Supplied material:

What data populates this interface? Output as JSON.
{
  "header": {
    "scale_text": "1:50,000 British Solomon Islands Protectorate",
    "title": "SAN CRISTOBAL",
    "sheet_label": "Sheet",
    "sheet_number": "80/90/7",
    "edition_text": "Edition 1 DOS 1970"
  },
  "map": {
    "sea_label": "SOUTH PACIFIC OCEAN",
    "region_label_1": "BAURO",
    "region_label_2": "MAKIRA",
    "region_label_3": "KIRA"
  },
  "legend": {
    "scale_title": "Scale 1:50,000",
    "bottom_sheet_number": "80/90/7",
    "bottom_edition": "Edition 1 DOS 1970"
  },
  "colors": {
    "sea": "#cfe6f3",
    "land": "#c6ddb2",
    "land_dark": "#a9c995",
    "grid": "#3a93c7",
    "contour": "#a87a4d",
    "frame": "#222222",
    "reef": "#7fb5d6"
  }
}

Short problem: Extract all of the data exactly as written.

Exercise result:
What data populates this interface? Output as JSON.
{
  "header": {
    "scale_text": "1:50,000 British Solomon Islands Protectorate",
    "title": "SAN CRISTOBAL",
    "sheet_label": "Sheet",
    "sheet_number": "80/90/7",
    "edition_text": "Edition 1 DOS 1970"
  },
  "map": {
    "sea_label": "SOUTH PACIFIC OCEAN",
    "region_label_1": "BAURO",
    "region_label_2": "MAKIRA",
    "region_label_3": "KIRA"
  },
  "legend": {
    "scale_title": "Scale 1:50,000",
    "bottom_sheet_number": "80/90/7",
    "bottom_edition": "Edition 1 DOS 1970"
  },
  "colors": {
    "sea": "#cfe6f3",
    "land": "#c6ddb2",
    "land_dark": "#a9c995",
    "grid": "#3a93c7",
    "contour": "#a87a4d",
    "frame": "#222222",
    "reef": "#7fb5d6"
  }
}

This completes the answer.